§ Dataset records
========================================
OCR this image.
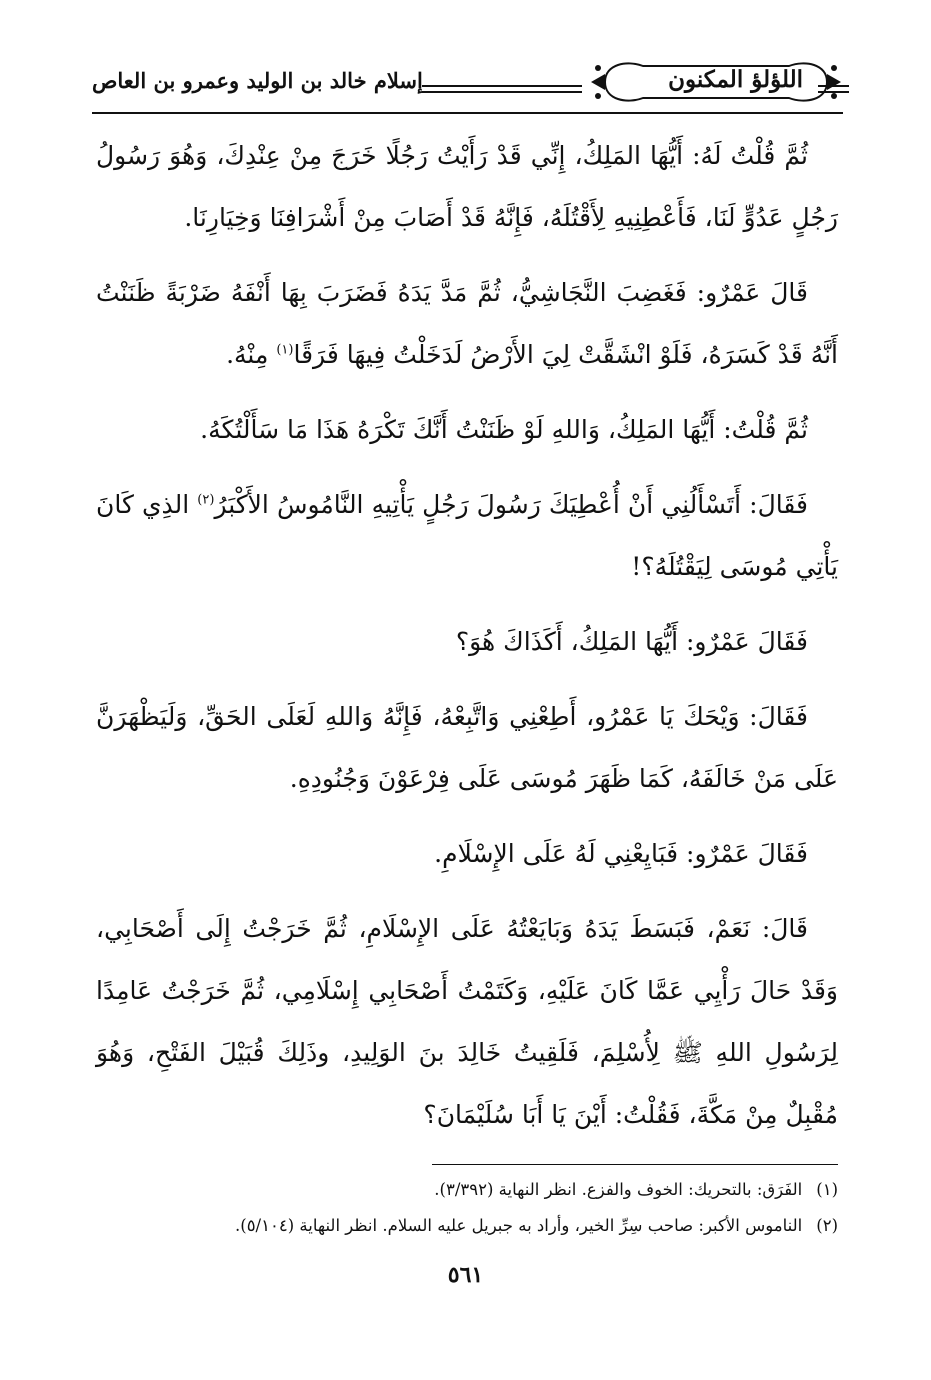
اللؤلؤ المكنون
إسلام خالد بن الوليد وعمرو بن العاص

ثُمَّ قُلْتُ لَهُ: أَيُّهَا المَلِكُ، إِنِّي قَدْ رَأَيْتُ رَجُلًا خَرَجَ مِنْ عِنْدِكَ، وَهُوَ رَسُولُ رَجُلٍ عَدُوٍّ لَنَا، فَأَعْطِنِيهِ لِأَقْتُلَهُ، فَإِنَّهُ قَدْ أَصَابَ مِنْ أَشْرَافِنَا وَخِيَارِنَا.

قَالَ عَمْرٌو: فَغَضِبَ النَّجَاشِيُّ، ثُمَّ مَدَّ يَدَهُ فَضَرَبَ بِهَا أَنْفَهُ ضَرْبَةً ظَنَنْتُ أَنَّهُ قَدْ كَسَرَهُ، فَلَوْ انْشَقَّتْ لِيَ الأَرْضُ لَدَخَلْتُ فِيهَا فَرَقًا$^{(١)}$ مِنْهُ.

ثُمَّ قُلْتُ: أَيُّهَا المَلِكُ، وَاللهِ لَوْ ظَنَنْتُ أَنَّكَ تَكْرَهُ هَذَا مَا سَأَلْتُكَهُ.

فَقَالَ: أَتَسْأَلُنِي أَنْ أُعْطِيَكَ رَسُولَ رَجُلٍ يَأْتِيهِ النَّامُوسُ الأَكْبَرُ$^{(٢)}$ الذِي كَانَ يَأْتِي مُوسَى لِيَقْتُلَهُ؟!

فَقَالَ عَمْرٌو: أَيُّهَا المَلِكُ، أَكَذَاكَ هُوَ؟

فَقَالَ: وَيْحَكَ يَا عَمْرُو، أَطِعْنِي وَاتَّبِعْهُ، فَإِنَّهُ وَاللهِ لَعَلَى الحَقِّ، وَلَيَظْهَرَنَّ عَلَى مَنْ خَالَفَهُ، كَمَا ظَهَرَ مُوسَى عَلَى فِرْعَوْنَ وَجُنُودِهِ.

فَقَالَ عَمْرٌو: فَبَايِعْنِي لَهُ عَلَى الإِسْلَامِ.

قَالَ: نَعَمْ، فَبَسَطَ يَدَهُ وَبَايَعْتُهُ عَلَى الإِسْلَامِ، ثُمَّ خَرَجْتُ إِلَى أَصْحَابِي، وَقَدْ حَالَ رَأْيِي عَمَّا كَانَ عَلَيْهِ، وَكَتَمْتُ أَصْحَابِي إِسْلَامِي، ثُمَّ خَرَجْتُ عَامِدًا لِرَسُولِ اللهِ ﷺ لِأُسْلِمَ، فَلَقِيتُ خَالِدَ بنَ الوَلِيدِ، وذَلِكَ قُبَيْلَ الفَتْحِ، وَهُوَ مُقْبِلٌ مِنْ مَكَّةَ، فَقُلْتُ: أَيْنَ يَا أَبَا سُلَيْمَانَ؟

(١)الفَرَق: بالتحريك: الخوف والفزع. انظر النهاية (٣/٣٩٢).
(٢)الناموس الأكبر: صاحب سِرِّ الخير، وأراد به جبريل عليه السلام. انظر النهاية (٥/١٠٤).
٥٦١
========================================
§ Aim of the exercise
Quote all of the entries word for word, omitting any pictures.

§ Task output
OCR this image.
اللؤلؤ المكنون
إسلام خالد بن الوليد وعمرو بن العاص

ثُمَّ قُلْتُ لَهُ: أَيُّهَا المَلِكُ، إِنِّي قَدْ رَأَيْتُ رَجُلًا خَرَجَ مِنْ عِنْدِكَ، وَهُوَ رَسُولُ رَجُلٍ عَدُوٍّ لَنَا، فَأَعْطِنِيهِ لِأَقْتُلَهُ، فَإِنَّهُ قَدْ أَصَابَ مِنْ أَشْرَافِنَا وَخِيَارِنَا.

قَالَ عَمْرٌو: فَغَضِبَ النَّجَاشِيُّ، ثُمَّ مَدَّ يَدَهُ فَضَرَبَ بِهَا أَنْفَهُ ضَرْبَةً ظَنَنْتُ أَنَّهُ قَدْ كَسَرَهُ، فَلَوْ انْشَقَّتْ لِيَ الأَرْضُ لَدَخَلْتُ فِيهَا فَرَقًا$^{(١)}$ مِنْهُ.

ثُمَّ قُلْتُ: أَيُّهَا المَلِكُ، وَاللهِ لَوْ ظَنَنْتُ أَنَّكَ تَكْرَهُ هَذَا مَا سَأَلْتُكَهُ.

فَقَالَ: أَتَسْأَلُنِي أَنْ أُعْطِيَكَ رَسُولَ رَجُلٍ يَأْتِيهِ النَّامُوسُ الأَكْبَرُ$^{(٢)}$ الذِي كَانَ يَأْتِي مُوسَى لِيَقْتُلَهُ؟!

فَقَالَ عَمْرٌو: أَيُّهَا المَلِكُ، أَكَذَاكَ هُوَ؟

فَقَالَ: وَيْحَكَ يَا عَمْرُو، أَطِعْنِي وَاتَّبِعْهُ، فَإِنَّهُ وَاللهِ لَعَلَى الحَقِّ، وَلَيَظْهَرَنَّ عَلَى مَنْ خَالَفَهُ، كَمَا ظَهَرَ مُوسَى عَلَى فِرْعَوْنَ وَجُنُودِهِ.

فَقَالَ عَمْرٌو: فَبَايِعْنِي لَهُ عَلَى الإِسْلَامِ.

قَالَ: نَعَمْ، فَبَسَطَ يَدَهُ وَبَايَعْتُهُ عَلَى الإِسْلَامِ، ثُمَّ خَرَجْتُ إِلَى أَصْحَابِي، وَقَدْ حَالَ رَأْيِي عَمَّا كَانَ عَلَيْهِ، وَكَتَمْتُ أَصْحَابِي إِسْلَامِي، ثُمَّ خَرَجْتُ عَامِدًا لِرَسُولِ اللهِ ﷺ لِأُسْلِمَ، فَلَقِيتُ خَالِدَ بنَ الوَلِيدِ، وذَلِكَ قُبَيْلَ الفَتْحِ، وَهُوَ مُقْبِلٌ مِنْ مَكَّةَ، فَقُلْتُ: أَيْنَ يَا أَبَا سُلَيْمَانَ؟

(١)الفَرَق: بالتحريك: الخوف والفزع. انظر النهاية (٣/٣٩٢).
(٢)الناموس الأكبر: صاحب سِرِّ الخير، وأراد به جبريل عليه السلام. انظر النهاية (٥/١٠٤).
٥٦١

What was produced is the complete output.